• _Task to complete_
Across all items below, relabel "Patent image size" as "Drawing dimensions" and reproduce every line otherwise unchanged, leaving out the pictures.

• _Listing_
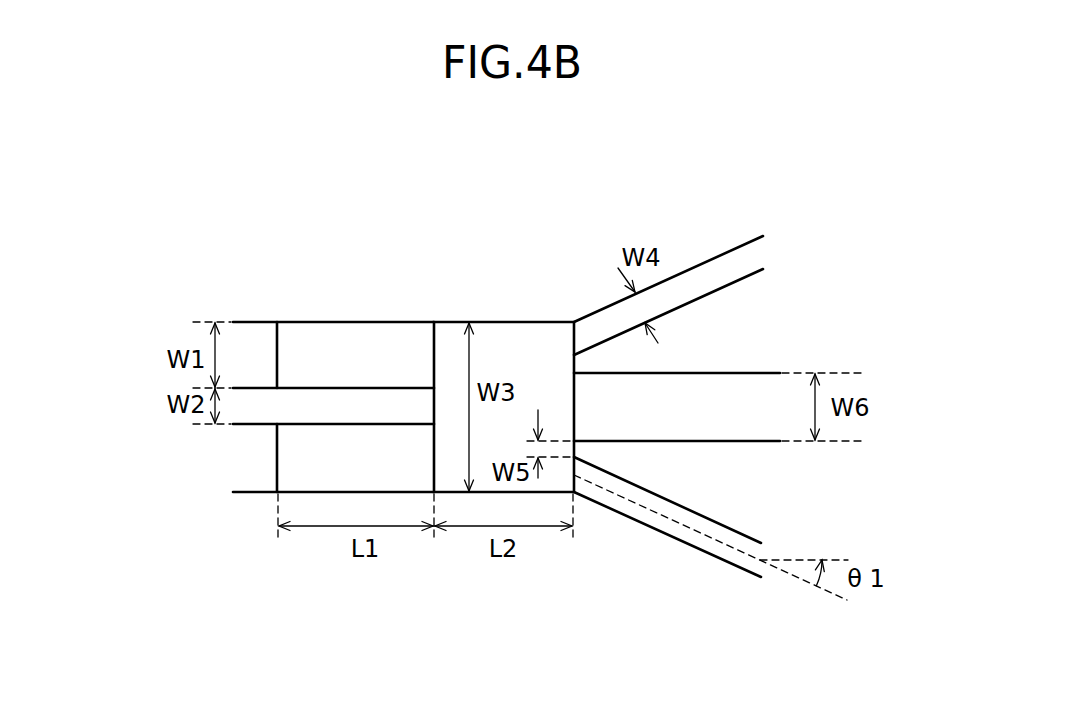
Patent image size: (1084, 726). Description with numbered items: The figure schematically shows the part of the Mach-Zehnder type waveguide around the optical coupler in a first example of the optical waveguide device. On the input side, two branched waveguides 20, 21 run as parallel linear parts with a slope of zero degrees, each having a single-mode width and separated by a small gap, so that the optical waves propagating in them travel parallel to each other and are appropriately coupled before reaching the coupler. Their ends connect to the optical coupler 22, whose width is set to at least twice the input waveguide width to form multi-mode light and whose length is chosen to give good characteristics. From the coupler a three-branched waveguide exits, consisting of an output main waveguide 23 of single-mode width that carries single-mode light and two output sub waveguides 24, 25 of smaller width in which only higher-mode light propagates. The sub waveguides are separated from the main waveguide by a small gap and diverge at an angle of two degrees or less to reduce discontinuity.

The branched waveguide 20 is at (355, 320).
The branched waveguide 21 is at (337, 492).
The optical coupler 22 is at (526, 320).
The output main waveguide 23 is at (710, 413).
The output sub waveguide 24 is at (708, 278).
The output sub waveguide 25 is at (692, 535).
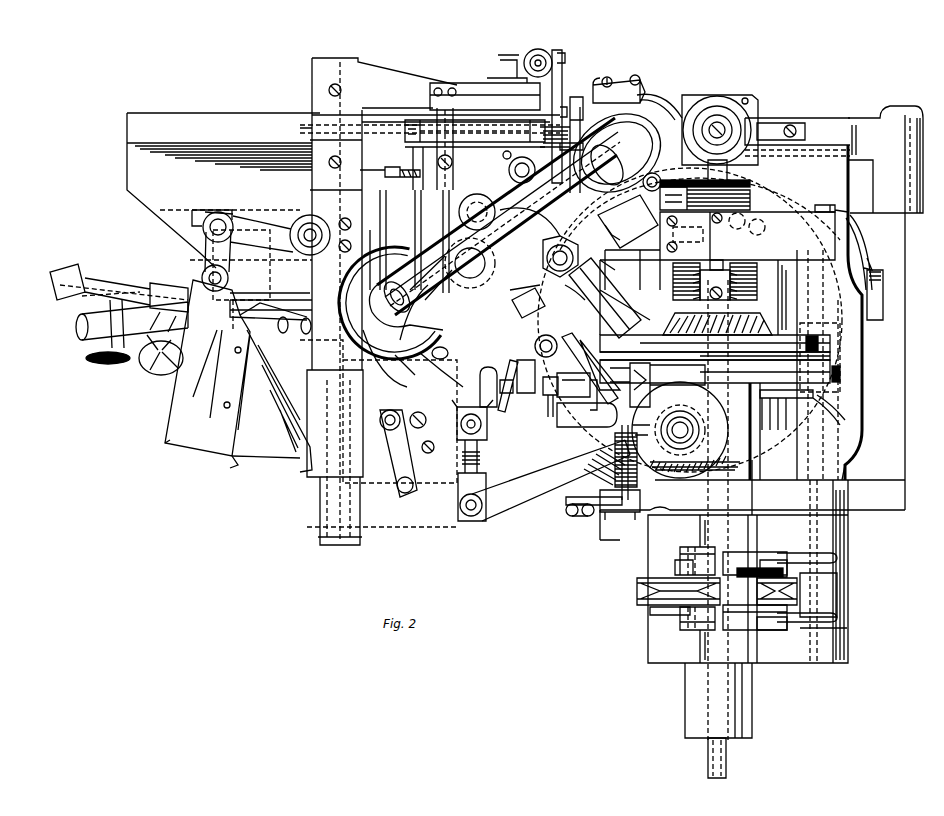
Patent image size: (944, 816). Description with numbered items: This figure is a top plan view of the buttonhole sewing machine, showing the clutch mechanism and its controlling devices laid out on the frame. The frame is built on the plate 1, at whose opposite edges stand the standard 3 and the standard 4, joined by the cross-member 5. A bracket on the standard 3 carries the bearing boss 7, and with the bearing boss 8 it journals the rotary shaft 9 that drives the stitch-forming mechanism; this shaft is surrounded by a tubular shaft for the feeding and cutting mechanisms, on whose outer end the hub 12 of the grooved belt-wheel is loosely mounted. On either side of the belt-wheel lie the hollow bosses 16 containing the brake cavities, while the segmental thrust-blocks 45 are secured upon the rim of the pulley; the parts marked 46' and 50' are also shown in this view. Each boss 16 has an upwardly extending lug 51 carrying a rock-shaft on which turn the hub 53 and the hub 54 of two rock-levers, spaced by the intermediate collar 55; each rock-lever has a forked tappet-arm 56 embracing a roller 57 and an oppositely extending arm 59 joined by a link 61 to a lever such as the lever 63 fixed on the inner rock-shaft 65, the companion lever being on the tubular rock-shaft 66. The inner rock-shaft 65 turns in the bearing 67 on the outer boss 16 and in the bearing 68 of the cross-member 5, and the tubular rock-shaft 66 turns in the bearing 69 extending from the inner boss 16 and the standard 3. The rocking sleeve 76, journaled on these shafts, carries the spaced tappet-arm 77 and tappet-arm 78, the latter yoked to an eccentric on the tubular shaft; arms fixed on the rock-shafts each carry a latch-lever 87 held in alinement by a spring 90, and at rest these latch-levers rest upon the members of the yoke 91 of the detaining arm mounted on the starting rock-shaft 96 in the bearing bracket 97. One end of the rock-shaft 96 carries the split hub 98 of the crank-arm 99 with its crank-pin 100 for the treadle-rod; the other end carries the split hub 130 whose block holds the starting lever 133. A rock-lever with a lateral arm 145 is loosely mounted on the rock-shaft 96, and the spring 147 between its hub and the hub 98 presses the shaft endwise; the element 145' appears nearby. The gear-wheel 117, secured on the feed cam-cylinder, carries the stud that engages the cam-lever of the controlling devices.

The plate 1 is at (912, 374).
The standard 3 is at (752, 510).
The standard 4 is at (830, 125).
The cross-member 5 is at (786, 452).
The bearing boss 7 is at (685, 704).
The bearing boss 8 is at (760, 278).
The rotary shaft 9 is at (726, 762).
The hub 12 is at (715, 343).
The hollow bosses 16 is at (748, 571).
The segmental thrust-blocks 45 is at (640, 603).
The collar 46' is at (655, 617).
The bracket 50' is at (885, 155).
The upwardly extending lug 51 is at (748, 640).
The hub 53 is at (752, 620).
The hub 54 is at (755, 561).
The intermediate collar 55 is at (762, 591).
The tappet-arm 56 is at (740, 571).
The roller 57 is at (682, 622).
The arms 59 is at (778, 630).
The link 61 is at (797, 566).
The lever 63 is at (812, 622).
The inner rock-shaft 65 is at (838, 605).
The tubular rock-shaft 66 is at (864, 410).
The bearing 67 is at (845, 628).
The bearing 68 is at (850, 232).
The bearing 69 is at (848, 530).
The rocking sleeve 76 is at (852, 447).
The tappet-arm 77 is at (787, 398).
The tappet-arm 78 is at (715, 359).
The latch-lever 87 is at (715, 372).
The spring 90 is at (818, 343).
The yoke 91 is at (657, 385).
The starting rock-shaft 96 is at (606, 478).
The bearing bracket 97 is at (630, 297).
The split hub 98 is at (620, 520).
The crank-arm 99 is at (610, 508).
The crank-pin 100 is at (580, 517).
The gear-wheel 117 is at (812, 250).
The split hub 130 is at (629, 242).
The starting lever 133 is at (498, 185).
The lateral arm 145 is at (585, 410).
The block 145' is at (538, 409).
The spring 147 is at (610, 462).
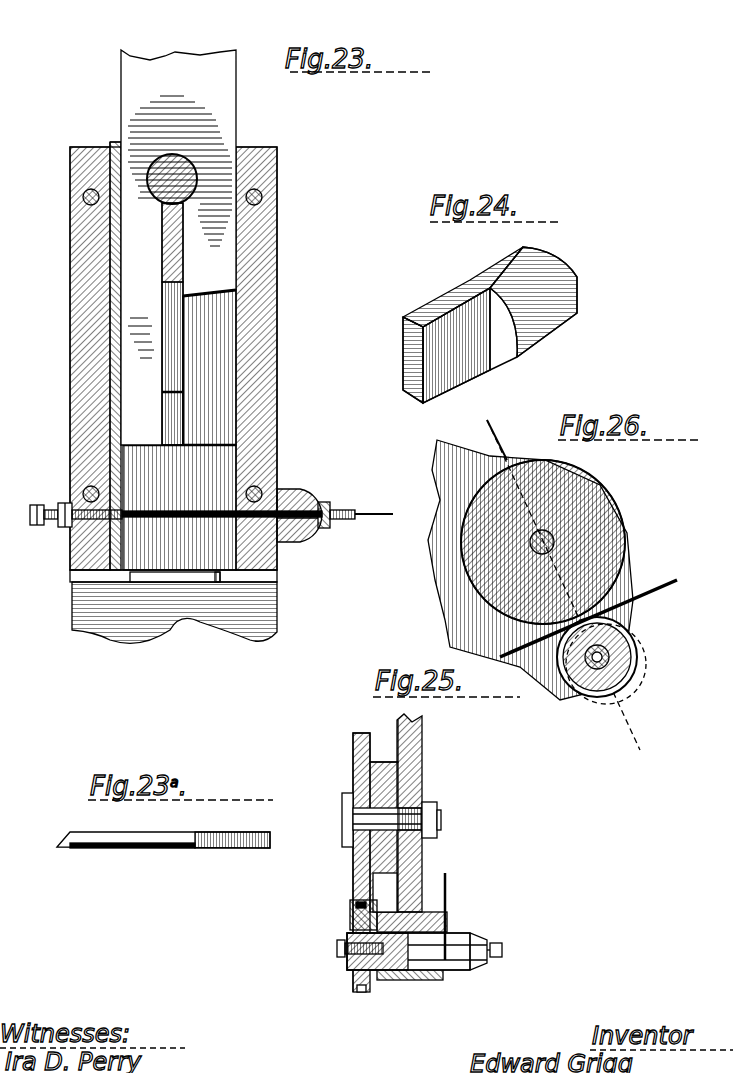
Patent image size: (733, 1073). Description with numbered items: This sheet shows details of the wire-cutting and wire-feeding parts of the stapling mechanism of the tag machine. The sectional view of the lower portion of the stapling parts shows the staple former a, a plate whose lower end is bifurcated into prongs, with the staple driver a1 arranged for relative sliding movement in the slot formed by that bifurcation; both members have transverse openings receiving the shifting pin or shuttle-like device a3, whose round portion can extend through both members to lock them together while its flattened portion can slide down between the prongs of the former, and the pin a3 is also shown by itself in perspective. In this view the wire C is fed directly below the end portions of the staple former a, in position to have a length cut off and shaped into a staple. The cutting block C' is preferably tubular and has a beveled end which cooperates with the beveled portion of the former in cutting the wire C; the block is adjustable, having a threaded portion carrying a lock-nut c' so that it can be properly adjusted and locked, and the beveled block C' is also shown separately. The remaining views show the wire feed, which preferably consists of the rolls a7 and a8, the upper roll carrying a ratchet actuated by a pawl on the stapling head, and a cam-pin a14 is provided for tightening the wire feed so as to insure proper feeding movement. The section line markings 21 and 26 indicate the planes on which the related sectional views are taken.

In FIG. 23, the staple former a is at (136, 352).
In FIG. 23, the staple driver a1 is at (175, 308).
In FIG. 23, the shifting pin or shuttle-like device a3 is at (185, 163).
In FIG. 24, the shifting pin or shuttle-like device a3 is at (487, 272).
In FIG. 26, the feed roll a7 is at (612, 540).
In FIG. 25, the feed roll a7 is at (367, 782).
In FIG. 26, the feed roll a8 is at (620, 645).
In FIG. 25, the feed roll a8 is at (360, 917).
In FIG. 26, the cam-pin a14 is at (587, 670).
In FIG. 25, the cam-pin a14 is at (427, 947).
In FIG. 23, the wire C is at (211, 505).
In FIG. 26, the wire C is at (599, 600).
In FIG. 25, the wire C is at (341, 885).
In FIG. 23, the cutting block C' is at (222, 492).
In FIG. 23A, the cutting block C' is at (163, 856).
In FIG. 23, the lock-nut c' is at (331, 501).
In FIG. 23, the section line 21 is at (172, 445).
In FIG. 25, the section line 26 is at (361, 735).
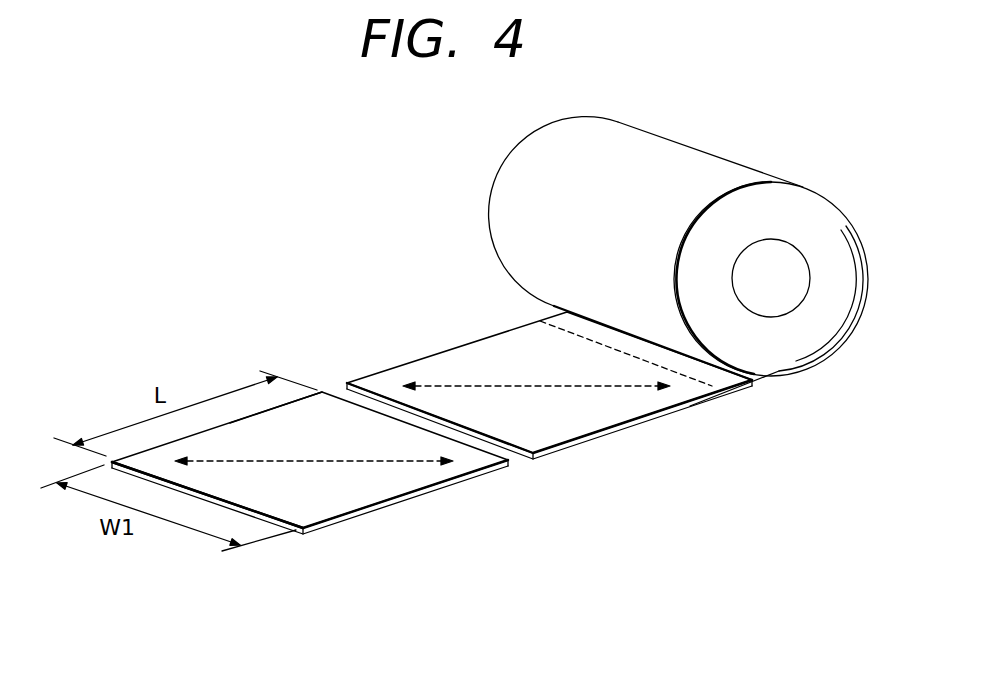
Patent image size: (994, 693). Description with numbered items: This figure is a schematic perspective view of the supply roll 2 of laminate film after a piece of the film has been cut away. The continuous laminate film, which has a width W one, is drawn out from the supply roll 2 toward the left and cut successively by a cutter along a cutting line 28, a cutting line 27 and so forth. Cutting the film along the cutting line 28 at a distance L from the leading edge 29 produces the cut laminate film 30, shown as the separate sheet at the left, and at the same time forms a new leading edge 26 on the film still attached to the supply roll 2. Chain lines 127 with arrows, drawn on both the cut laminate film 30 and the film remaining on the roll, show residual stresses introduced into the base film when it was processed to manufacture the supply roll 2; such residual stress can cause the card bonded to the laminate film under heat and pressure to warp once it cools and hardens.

• _Full solution_
Drawing dimensions: (1084, 726). Description with numbered items: The figure schematically shows the part of the Mach-Zehnder type waveguide around the optical coupler in a first example of the optical waveguide device. On the input side, two branched waveguides 20, 21 run as parallel linear parts with a slope of zero degrees, each having a single-mode width and separated by a small gap, so that the optical waves propagating in them travel parallel to each other and are appropriately coupled before reaching the coupler. Their ends connect to the optical coupler 22, whose width is set to at least twice the input waveguide width to form multi-mode light and whose length is chosen to give good characteristics. From the coupler a three-branched waveguide exits, consisting of an output main waveguide 23 of single-mode width that carries single-mode light and two output sub waveguides 24, 25 of smaller width in which only higher-mode light propagates. The sub waveguides are separated from the main waveguide by a small gap and diverge at an angle of two degrees or less to reduce discontinuity.

The branched waveguide 20 is at (355, 320).
The branched waveguide 21 is at (337, 492).
The optical coupler 22 is at (526, 320).
The output main waveguide 23 is at (710, 413).
The output sub waveguide 24 is at (708, 278).
The output sub waveguide 25 is at (692, 535).
Drawing dimensions: (944, 816). Description with numbered items: This figure is a top plan view of the buttonhole sewing machine, showing the clutch mechanism and its controlling devices laid out on the frame. The frame is built on the plate 1, at whose opposite edges stand the standard 3 and the standard 4, joined by the cross-member 5. A bracket on the standard 3 carries the bearing boss 7, and with the bearing boss 8 it journals the rotary shaft 9 that drives the stitch-forming mechanism; this shaft is surrounded by a tubular shaft for the feeding and cutting mechanisms, on whose outer end the hub 12 of the grooved belt-wheel is loosely mounted. On either side of the belt-wheel lie the hollow bosses 16 containing the brake cavities, while the segmental thrust-blocks 45 are secured upon the rim of the pulley; the parts marked 46' and 50' are also shown in this view. Each boss 16 has an upwardly extending lug 51 carrying a rock-shaft on which turn the hub 53 and the hub 54 of two rock-levers, spaced by the intermediate collar 55; each rock-lever has a forked tappet-arm 56 embracing a roller 57 and an oppositely extending arm 59 joined by a link 61 to a lever such as the lever 63 fixed on the inner rock-shaft 65, the companion lever being on the tubular rock-shaft 66. The inner rock-shaft 65 turns in the bearing 67 on the outer boss 16 and in the bearing 68 of the cross-member 5, and the tubular rock-shaft 66 turns in the bearing 69 extending from the inner boss 16 and the standard 3. The rocking sleeve 76, journaled on these shafts, carries the spaced tappet-arm 77 and tappet-arm 78, the latter yoked to an eccentric on the tubular shaft; arms fixed on the rock-shafts each carry a latch-lever 87 held in alinement by a spring 90, and at rest these latch-levers rest upon the members of the yoke 91 of the detaining arm mounted on the starting rock-shaft 96 in the bearing bracket 97. One end of the rock-shaft 96 carries the split hub 98 of the crank-arm 99 with its crank-pin 100 for the treadle-rod; the other end carries the split hub 130 whose block holds the starting lever 133. A rock-lever with a lateral arm 145 is loosely mounted on the rock-shaft 96, and the spring 147 between its hub and the hub 98 presses the shaft endwise; the element 145' appears nearby. The gear-wheel 117, secured on the feed cam-cylinder, carries the stud that engages the cam-lever of the controlling devices.

The plate 1 is at (912, 374).
The standard 3 is at (752, 510).
The standard 4 is at (830, 125).
The cross-member 5 is at (786, 452).
The bearing boss 7 is at (685, 704).
The bearing boss 8 is at (760, 278).
The rotary shaft 9 is at (726, 762).
The hub 12 is at (715, 343).
The hollow bosses 16 is at (748, 571).
The segmental thrust-blocks 45 is at (640, 603).
The collar 46' is at (655, 617).
The bracket 50' is at (885, 155).
The upwardly extending lug 51 is at (748, 640).
The hub 53 is at (752, 620).
The hub 54 is at (755, 561).
The intermediate collar 55 is at (762, 591).
The tappet-arm 56 is at (740, 571).
The roller 57 is at (682, 622).
The arms 59 is at (778, 630).
The link 61 is at (797, 566).
The lever 63 is at (812, 622).
The inner rock-shaft 65 is at (838, 605).
The tubular rock-shaft 66 is at (864, 410).
The bearing 67 is at (845, 628).
The bearing 68 is at (850, 232).
The bearing 69 is at (848, 530).
The rocking sleeve 76 is at (852, 447).
The tappet-arm 77 is at (787, 398).
The tappet-arm 78 is at (715, 359).
The latch-lever 87 is at (715, 372).
The spring 90 is at (818, 343).
The yoke 91 is at (657, 385).
The starting rock-shaft 96 is at (606, 478).
The bearing bracket 97 is at (630, 297).
The split hub 98 is at (620, 520).
The crank-arm 99 is at (610, 508).
The crank-pin 100 is at (580, 517).
The gear-wheel 117 is at (812, 250).
The split hub 130 is at (629, 242).
The starting lever 133 is at (498, 185).
The lateral arm 145 is at (585, 410).
The block 145' is at (538, 409).
The spring 147 is at (610, 462).
Drawing dimensions: (733, 1073). Description with numbered items: This sheet shows details of the wire-cutting and wire-feeding parts of the stapling mechanism of the tag machine. The sectional view of the lower portion of the stapling parts shows the staple former a, a plate whose lower end is bifurcated into prongs, with the staple driver a1 arranged for relative sliding movement in the slot formed by that bifurcation; both members have transverse openings receiving the shifting pin or shuttle-like device a3, whose round portion can extend through both members to lock them together while its flattened portion can slide down between the prongs of the former, and the pin a3 is also shown by itself in perspective. In this view the wire C is fed directly below the end portions of the staple former a, in position to have a length cut off and shaped into a staple. The cutting block C' is preferably tubular and has a beveled end which cooperates with the beveled portion of the former in cutting the wire C; the block is adjustable, having a threaded portion carrying a lock-nut c' so that it can be properly adjusted and locked, and the beveled block C' is also shown separately. The remaining views show the wire feed, which preferably consists of the rolls a7 and a8, the upper roll carrying a ratchet actuated by a pawl on the stapling head, and a cam-pin a14 is provided for tightening the wire feed so as to insure proper feeding movement. The section line markings 21 and 26 indicate the planes on which the related sectional views are taken.

In FIG. 23, the staple former a is at (136, 352).
In FIG. 23, the staple driver a1 is at (175, 308).
In FIG. 23, the shifting pin or shuttle-like device a3 is at (185, 163).
In FIG. 24, the shifting pin or shuttle-like device a3 is at (487, 272).
In FIG. 26, the feed roll a7 is at (612, 540).
In FIG. 25, the feed roll a7 is at (367, 782).
In FIG. 26, the feed roll a8 is at (620, 645).
In FIG. 25, the feed roll a8 is at (360, 917).
In FIG. 26, the cam-pin a14 is at (587, 670).
In FIG. 25, the cam-pin a14 is at (427, 947).
In FIG. 23, the wire C is at (211, 505).
In FIG. 26, the wire C is at (599, 600).
In FIG. 25, the wire C is at (341, 885).
In FIG. 23, the cutting block C' is at (222, 492).
In FIG. 23A, the cutting block C' is at (163, 856).
In FIG. 23, the lock-nut c' is at (331, 501).
In FIG. 23, the section line 21 is at (172, 445).
In FIG. 25, the section line 26 is at (361, 735).
Drawing dimensions: (994, 693). Description with numbered items: This figure is a schematic perspective view of the supply roll 2 of laminate film after a piece of the film has been cut away. The continuous laminate film, which has a width W one, is drawn out from the supply roll 2 toward the left and cut successively by a cutter along a cutting line 28, a cutting line 27 and so forth. Cutting the film along the cutting line 28 at a distance L from the leading edge 29 produces the cut laminate film 30, shown as the separate sheet at the left, and at the same time forms a new leading edge 26 on the film still attached to the supply roll 2. Chain lines 127 with arrows, drawn on both the cut laminate film 30 and the film remaining on the roll, show residual stresses introduced into the base film when it was processed to manufacture the supply roll 2; such residual stress can cause the card bonded to the laminate film under heat and pressure to warp once it cools and hardens.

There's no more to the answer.